▶ [RECORDS FOR THE EXERCISE]:
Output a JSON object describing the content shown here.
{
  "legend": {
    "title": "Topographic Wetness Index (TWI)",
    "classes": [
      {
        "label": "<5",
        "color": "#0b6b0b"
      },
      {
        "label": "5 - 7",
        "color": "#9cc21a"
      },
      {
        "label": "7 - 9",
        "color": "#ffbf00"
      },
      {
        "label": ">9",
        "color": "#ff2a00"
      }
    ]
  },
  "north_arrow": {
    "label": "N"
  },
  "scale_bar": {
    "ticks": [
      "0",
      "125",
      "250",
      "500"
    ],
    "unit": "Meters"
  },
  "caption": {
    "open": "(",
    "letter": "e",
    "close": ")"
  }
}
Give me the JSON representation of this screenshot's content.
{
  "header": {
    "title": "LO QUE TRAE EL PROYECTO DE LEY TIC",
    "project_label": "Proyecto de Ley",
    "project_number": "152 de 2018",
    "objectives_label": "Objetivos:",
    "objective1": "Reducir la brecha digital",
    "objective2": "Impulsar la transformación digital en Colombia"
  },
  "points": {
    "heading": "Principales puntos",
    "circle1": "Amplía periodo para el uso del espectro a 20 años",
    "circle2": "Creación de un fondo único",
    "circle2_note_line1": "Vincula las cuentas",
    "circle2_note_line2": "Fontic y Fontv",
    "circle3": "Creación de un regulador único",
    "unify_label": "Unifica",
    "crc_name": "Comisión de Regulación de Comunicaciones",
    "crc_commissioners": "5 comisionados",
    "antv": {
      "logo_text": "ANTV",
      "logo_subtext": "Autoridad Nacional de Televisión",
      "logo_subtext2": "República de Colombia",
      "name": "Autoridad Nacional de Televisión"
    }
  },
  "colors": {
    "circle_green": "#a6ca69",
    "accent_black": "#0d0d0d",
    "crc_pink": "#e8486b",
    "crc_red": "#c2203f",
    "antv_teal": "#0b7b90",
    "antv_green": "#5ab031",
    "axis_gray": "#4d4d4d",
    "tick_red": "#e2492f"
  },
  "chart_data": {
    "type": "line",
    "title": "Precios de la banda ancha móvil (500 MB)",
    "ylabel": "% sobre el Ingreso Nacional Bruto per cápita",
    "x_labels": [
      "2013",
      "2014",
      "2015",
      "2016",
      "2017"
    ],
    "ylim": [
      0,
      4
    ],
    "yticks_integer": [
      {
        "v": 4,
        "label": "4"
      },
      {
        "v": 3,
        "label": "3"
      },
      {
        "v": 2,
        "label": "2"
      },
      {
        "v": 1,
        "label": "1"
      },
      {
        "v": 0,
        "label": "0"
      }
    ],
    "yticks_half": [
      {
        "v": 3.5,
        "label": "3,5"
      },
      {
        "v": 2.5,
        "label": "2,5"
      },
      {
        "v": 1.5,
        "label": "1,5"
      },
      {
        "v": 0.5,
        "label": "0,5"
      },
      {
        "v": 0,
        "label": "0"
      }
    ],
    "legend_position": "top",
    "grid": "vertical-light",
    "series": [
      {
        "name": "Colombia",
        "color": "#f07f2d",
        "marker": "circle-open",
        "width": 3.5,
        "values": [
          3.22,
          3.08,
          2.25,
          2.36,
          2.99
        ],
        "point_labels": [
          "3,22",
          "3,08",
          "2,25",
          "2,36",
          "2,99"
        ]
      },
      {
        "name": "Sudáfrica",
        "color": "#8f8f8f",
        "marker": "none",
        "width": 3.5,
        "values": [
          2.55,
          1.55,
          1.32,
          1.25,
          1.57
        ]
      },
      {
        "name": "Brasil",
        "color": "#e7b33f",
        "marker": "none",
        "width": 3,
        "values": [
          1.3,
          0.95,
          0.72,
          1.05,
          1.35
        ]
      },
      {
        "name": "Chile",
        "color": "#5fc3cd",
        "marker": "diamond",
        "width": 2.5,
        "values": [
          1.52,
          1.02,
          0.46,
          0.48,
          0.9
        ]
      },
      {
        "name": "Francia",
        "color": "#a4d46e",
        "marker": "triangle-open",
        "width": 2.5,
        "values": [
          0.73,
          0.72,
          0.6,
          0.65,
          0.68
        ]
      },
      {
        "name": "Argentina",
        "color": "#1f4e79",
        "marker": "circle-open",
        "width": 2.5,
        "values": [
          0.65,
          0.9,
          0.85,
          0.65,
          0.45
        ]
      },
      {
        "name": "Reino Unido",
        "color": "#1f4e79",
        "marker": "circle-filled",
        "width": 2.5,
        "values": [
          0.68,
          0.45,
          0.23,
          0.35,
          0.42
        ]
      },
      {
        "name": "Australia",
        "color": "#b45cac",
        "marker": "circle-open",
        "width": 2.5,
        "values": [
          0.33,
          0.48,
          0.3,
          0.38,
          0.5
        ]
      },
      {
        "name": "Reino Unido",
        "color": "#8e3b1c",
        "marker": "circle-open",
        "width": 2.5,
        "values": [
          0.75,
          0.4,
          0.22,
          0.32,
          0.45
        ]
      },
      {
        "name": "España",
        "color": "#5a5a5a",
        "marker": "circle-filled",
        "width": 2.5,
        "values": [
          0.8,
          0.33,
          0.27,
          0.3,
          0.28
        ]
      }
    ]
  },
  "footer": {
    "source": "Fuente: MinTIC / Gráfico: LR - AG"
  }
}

▶ [EXERCISE DIRECTIONS]:
Please output the complete data exactly.

▶ [SOLUTION FOR THIS EXERCISE]:
Output a JSON object describing the content shown here.
{
  "legend": {
    "title": "Topographic Wetness Index (TWI)",
    "classes": [
      {
        "label": "<5",
        "color": "#0b6b0b"
      },
      {
        "label": "5 - 7",
        "color": "#9cc21a"
      },
      {
        "label": "7 - 9",
        "color": "#ffbf00"
      },
      {
        "label": ">9",
        "color": "#ff2a00"
      }
    ]
  },
  "north_arrow": {
    "label": "N"
  },
  "scale_bar": {
    "ticks": [
      "0",
      "125",
      "250",
      "500"
    ],
    "unit": "Meters"
  },
  "caption": {
    "open": "(",
    "letter": "e",
    "close": ")"
  }
}
Give me the JSON representation of this screenshot's content.
{
  "header": {
    "title": "LO QUE TRAE EL PROYECTO DE LEY TIC",
    "project_label": "Proyecto de Ley",
    "project_number": "152 de 2018",
    "objectives_label": "Objetivos:",
    "objective1": "Reducir la brecha digital",
    "objective2": "Impulsar la transformación digital en Colombia"
  },
  "points": {
    "heading": "Principales puntos",
    "circle1": "Amplía periodo para el uso del espectro a 20 años",
    "circle2": "Creación de un fondo único",
    "circle2_note_line1": "Vincula las cuentas",
    "circle2_note_line2": "Fontic y Fontv",
    "circle3": "Creación de un regulador único",
    "unify_label": "Unifica",
    "crc_name": "Comisión de Regulación de Comunicaciones",
    "crc_commissioners": "5 comisionados",
    "antv": {
      "logo_text": "ANTV",
      "logo_subtext": "Autoridad Nacional de Televisión",
      "logo_subtext2": "República de Colombia",
      "name": "Autoridad Nacional de Televisión"
    }
  },
  "colors": {
    "circle_green": "#a6ca69",
    "accent_black": "#0d0d0d",
    "crc_pink": "#e8486b",
    "crc_red": "#c2203f",
    "antv_teal": "#0b7b90",
    "antv_green": "#5ab031",
    "axis_gray": "#4d4d4d",
    "tick_red": "#e2492f"
  },
  "chart_data": {
    "type": "line",
    "title": "Precios de la banda ancha móvil (500 MB)",
    "ylabel": "% sobre el Ingreso Nacional Bruto per cápita",
    "x_labels": [
      "2013",
      "2014",
      "2015",
      "2016",
      "2017"
    ],
    "ylim": [
      0,
      4
    ],
    "yticks_integer": [
      {
        "v": 4,
        "label": "4"
      },
      {
        "v": 3,
        "label": "3"
      },
      {
        "v": 2,
        "label": "2"
      },
      {
        "v": 1,
        "label": "1"
      },
      {
        "v": 0,
        "label": "0"
      }
    ],
    "yticks_half": [
      {
        "v": 3.5,
        "label": "3,5"
      },
      {
        "v": 2.5,
        "label": "2,5"
      },
      {
        "v": 1.5,
        "label": "1,5"
      },
      {
        "v": 0.5,
        "label": "0,5"
      },
      {
        "v": 0,
        "label": "0"
      }
    ],
    "legend_position": "top",
    "grid": "vertical-light",
    "series": [
      {
        "name": "Colombia",
        "color": "#f07f2d",
        "marker": "circle-open",
        "width": 3.5,
        "values": [
          3.22,
          3.08,
          2.25,
          2.36,
          2.99
        ],
        "point_labels": [
          "3,22",
          "3,08",
          "2,25",
          "2,36",
          "2,99"
        ]
      },
      {
        "name": "Sudáfrica",
        "color": "#8f8f8f",
        "marker": "none",
        "width": 3.5,
        "values": [
          2.55,
          1.55,
          1.32,
          1.25,
          1.57
        ]
      },
      {
        "name": "Brasil",
        "color": "#e7b33f",
        "marker": "none",
        "width": 3,
        "values": [
          1.3,
          0.95,
          0.72,
          1.05,
          1.35
        ]
      },
      {
        "name": "Chile",
        "color": "#5fc3cd",
        "marker": "diamond",
        "width": 2.5,
        "values": [
          1.52,
          1.02,
          0.46,
          0.48,
          0.9
        ]
      },
      {
        "name": "Francia",
        "color": "#a4d46e",
        "marker": "triangle-open",
        "width": 2.5,
        "values": [
          0.73,
          0.72,
          0.6,
          0.65,
          0.68
        ]
      },
      {
        "name": "Argentina",
        "color": "#1f4e79",
        "marker": "circle-open",
        "width": 2.5,
        "values": [
          0.65,
          0.9,
          0.85,
          0.65,
          0.45
        ]
      },
      {
        "name": "Reino Unido",
        "color": "#1f4e79",
        "marker": "circle-filled",
        "width": 2.5,
        "values": [
          0.68,
          0.45,
          0.23,
          0.35,
          0.42
        ]
      },
      {
        "name": "Australia",
        "color": "#b45cac",
        "marker": "circle-open",
        "width": 2.5,
        "values": [
          0.33,
          0.48,
          0.3,
          0.38,
          0.5
        ]
      },
      {
        "name": "Reino Unido",
        "color": "#8e3b1c",
        "marker": "circle-open",
        "width": 2.5,
        "values": [
          0.75,
          0.4,
          0.22,
          0.32,
          0.45
        ]
      },
      {
        "name": "España",
        "color": "#5a5a5a",
        "marker": "circle-filled",
        "width": 2.5,
        "values": [
          0.8,
          0.33,
          0.27,
          0.3,
          0.28
        ]
      }
    ]
  },
  "footer": {
    "source": "Fuente: MinTIC / Gráfico: LR - AG"
  }
}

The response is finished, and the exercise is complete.